[Begin]

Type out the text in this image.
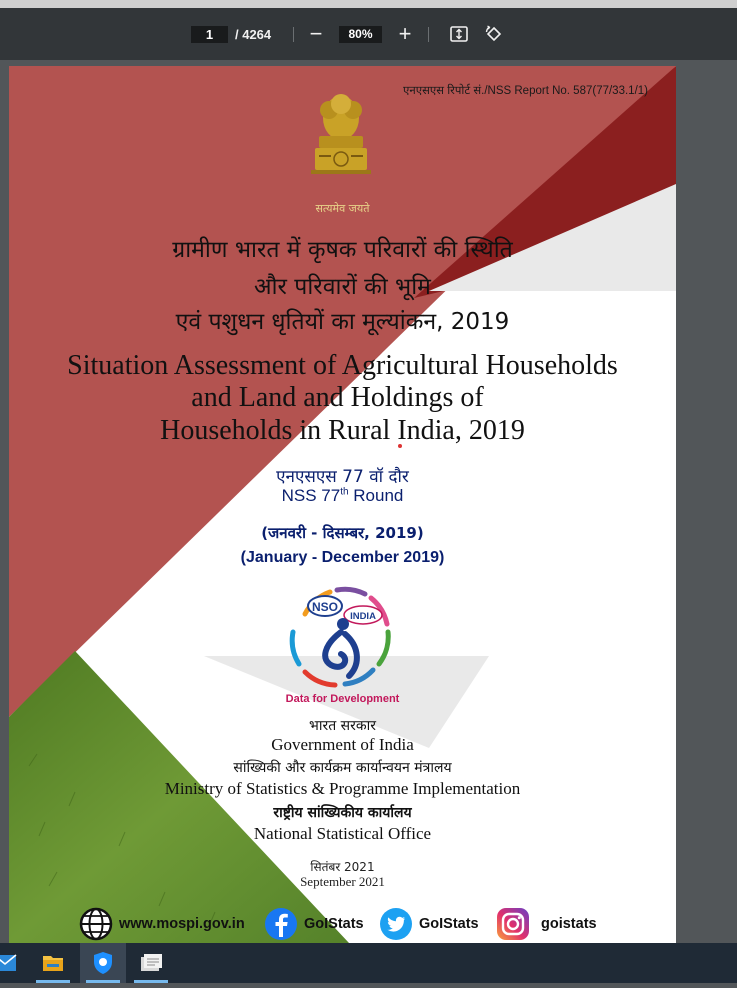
1	/ 4264 −	80%	+
एनएसएस रिपोर्ट सं./NSS Report No. 587(77/33.1/1)
सत्यमेव जयते
ग्रामीण भारत में कृषक परिवारों की स्थिति
और परिवारों की भूमि
एवं पशुधन धृतियों का मूल्यांकन, 2019
Situation Assessment of Agricultural Households
and Land and Holdings of
Households in Rural India, 2019
एनएसएस 77 वॉ दौर
NSS 77th Round
(जनवरी - दिसम्बर, 2019)
(January - December 2019)
NSO
INDIA
Data for Development
भारत सरकार
Government of India
सांख्यिकी और कार्यक्रम कार्यान्वयन मंत्रालय
Ministry of Statistics & Programme Implementation
राष्ट्रीय सांख्यिकीय कार्यालय
National Statistical Office
सितंबर 2021
September 2021
www.mospi.gov.in	GoIStats	GoIStats	goistats
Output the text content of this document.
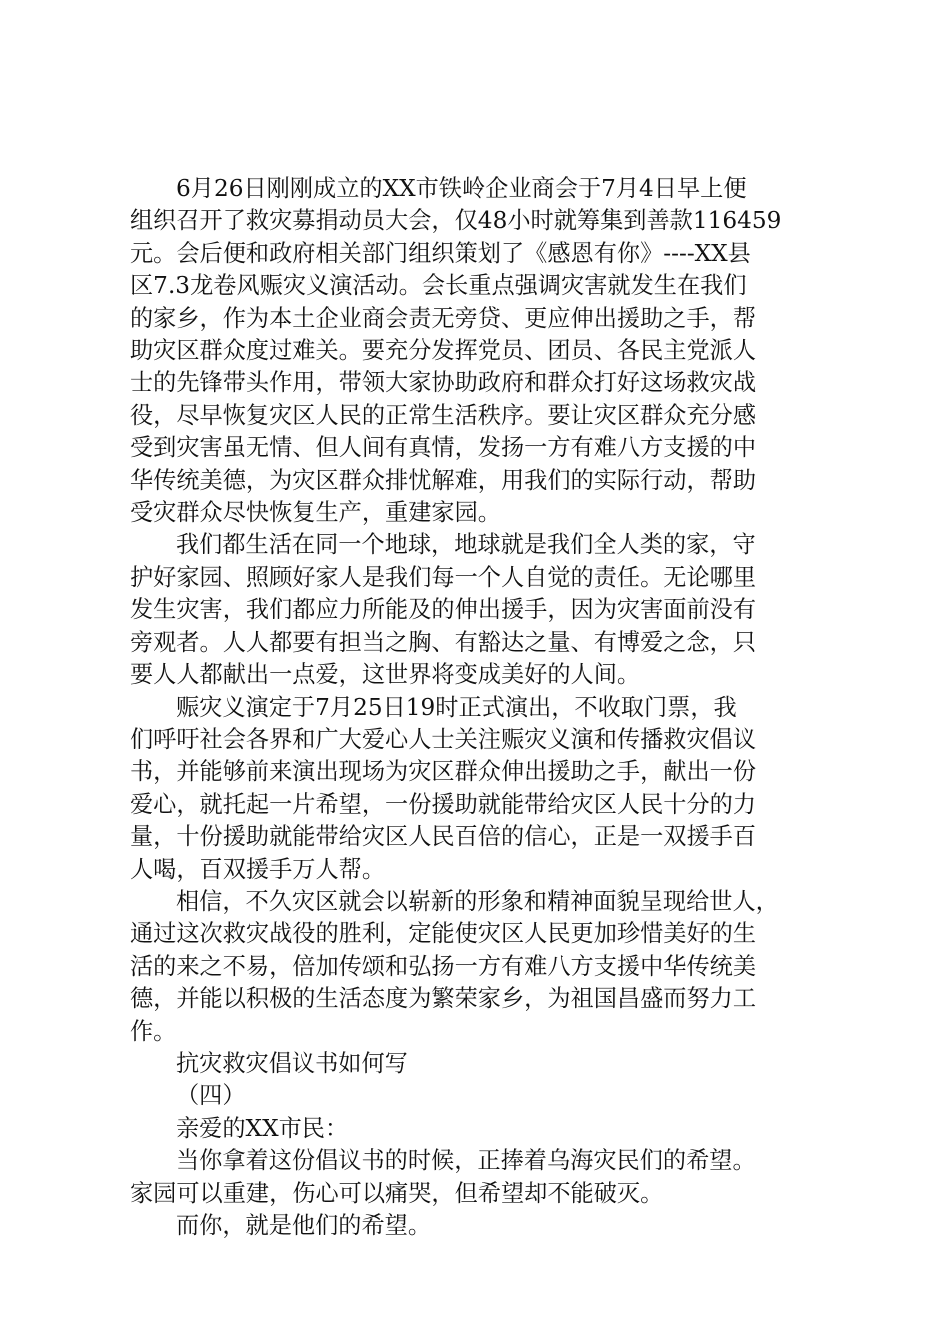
6月26日刚刚成立的XX市铁岭企业商会于7月4日早上便
组织召开了救灾募捐动员大会，仅48小时就筹集到善款116459
元。会后便和政府相关部门组织策划了《感恩有你》----XX县
区7.3龙卷风赈灾义演活动。会长重点强调灾害就发生在我们
的家乡，作为本土企业商会责无旁贷、更应伸出援助之手，帮
助灾区群众度过难关。要充分发挥党员、团员、各民主党派人
士的先锋带头作用，带领大家协助政府和群众打好这场救灾战
役，尽早恢复灾区人民的正常生活秩序。要让灾区群众充分感
受到灾害虽无情、但人间有真情，发扬一方有难八方支援的中
华传统美德，为灾区群众排忧解难，用我们的实际行动，帮助
受灾群众尽快恢复生产，重建家园。

我们都生活在同一个地球，地球就是我们全人类的家，守
护好家园、照顾好家人是我们每一个人自觉的责任。无论哪里
发生灾害，我们都应力所能及的伸出援手，因为灾害面前没有
旁观者。人人都要有担当之胸、有豁达之量、有博爱之念，只
要人人都献出一点爱，这世界将变成美好的人间。

赈灾义演定于7月25日19时正式演出，不收取门票，我
们呼吁社会各界和广大爱心人士关注赈灾义演和传播救灾倡议
书，并能够前来演出现场为灾区群众伸出援助之手，献出一份
爱心，就托起一片希望，一份援助就能带给灾区人民十分的力
量，十份援助就能带给灾区人民百倍的信心，正是一双援手百
人喝，百双援手万人帮。

相信，不久灾区就会以崭新的形象和精神面貌呈现给世人，
通过这次救灾战役的胜利，定能使灾区人民更加珍惜美好的生
活的来之不易，倍加传颂和弘扬一方有难八方支援中华传统美
德，并能以积极的生活态度为繁荣家乡，为祖国昌盛而努力工
作。

抗灾救灾倡议书如何写

（四）

亲爱的XX市民：

当你拿着这份倡议书的时候，正捧着乌海灾民们的希望。
家园可以重建，伤心可以痛哭，但希望却不能破灭。

而你，就是他们的希望。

[End]

The task
Omit every image. Quote each record exactly.

Completed exercise
Type out the text in this image.
1	/ 4264 −	80%	+
एनएसएस रिपोर्ट सं./NSS Report No. 587(77/33.1/1)
सत्यमेव जयते
ग्रामीण भारत में कृषक परिवारों की स्थिति
और परिवारों की भूमि
एवं पशुधन धृतियों का मूल्यांकन, 2019
Situation Assessment of Agricultural Households
and Land and Holdings of
Households in Rural India, 2019
एनएसएस 77 वॉ दौर
NSS 77th Round
(जनवरी - दिसम्बर, 2019)
(January - December 2019)
NSO
INDIA
Data for Development
भारत सरकार
Government of India
सांख्यिकी और कार्यक्रम कार्यान्वयन मंत्रालय
Ministry of Statistics & Programme Implementation
राष्ट्रीय सांख्यिकीय कार्यालय
National Statistical Office
सितंबर 2021
September 2021
www.mospi.gov.in	GoIStats	GoIStats	goistats
Output the text content of this document.
6月26日刚刚成立的XX市铁岭企业商会于7月4日早上便
组织召开了救灾募捐动员大会，仅48小时就筹集到善款116459
元。会后便和政府相关部门组织策划了《感恩有你》----XX县
区7.3龙卷风赈灾义演活动。会长重点强调灾害就发生在我们
的家乡，作为本土企业商会责无旁贷、更应伸出援助之手，帮
助灾区群众度过难关。要充分发挥党员、团员、各民主党派人
士的先锋带头作用，带领大家协助政府和群众打好这场救灾战
役，尽早恢复灾区人民的正常生活秩序。要让灾区群众充分感
受到灾害虽无情、但人间有真情，发扬一方有难八方支援的中
华传统美德，为灾区群众排忧解难，用我们的实际行动，帮助
受灾群众尽快恢复生产，重建家园。

我们都生活在同一个地球，地球就是我们全人类的家，守
护好家园、照顾好家人是我们每一个人自觉的责任。无论哪里
发生灾害，我们都应力所能及的伸出援手，因为灾害面前没有
旁观者。人人都要有担当之胸、有豁达之量、有博爱之念，只
要人人都献出一点爱，这世界将变成美好的人间。

赈灾义演定于7月25日19时正式演出，不收取门票，我
们呼吁社会各界和广大爱心人士关注赈灾义演和传播救灾倡议
书，并能够前来演出现场为灾区群众伸出援助之手，献出一份
爱心，就托起一片希望，一份援助就能带给灾区人民十分的力
量，十份援助就能带给灾区人民百倍的信心，正是一双援手百
人喝，百双援手万人帮。

相信，不久灾区就会以崭新的形象和精神面貌呈现给世人，
通过这次救灾战役的胜利，定能使灾区人民更加珍惜美好的生
活的来之不易，倍加传颂和弘扬一方有难八方支援中华传统美
德，并能以积极的生活态度为繁荣家乡，为祖国昌盛而努力工
作。

抗灾救灾倡议书如何写

（四）

亲爱的XX市民：

当你拿着这份倡议书的时候，正捧着乌海灾民们的希望。
家园可以重建，伤心可以痛哭，但希望却不能破灭。

而你，就是他们的希望。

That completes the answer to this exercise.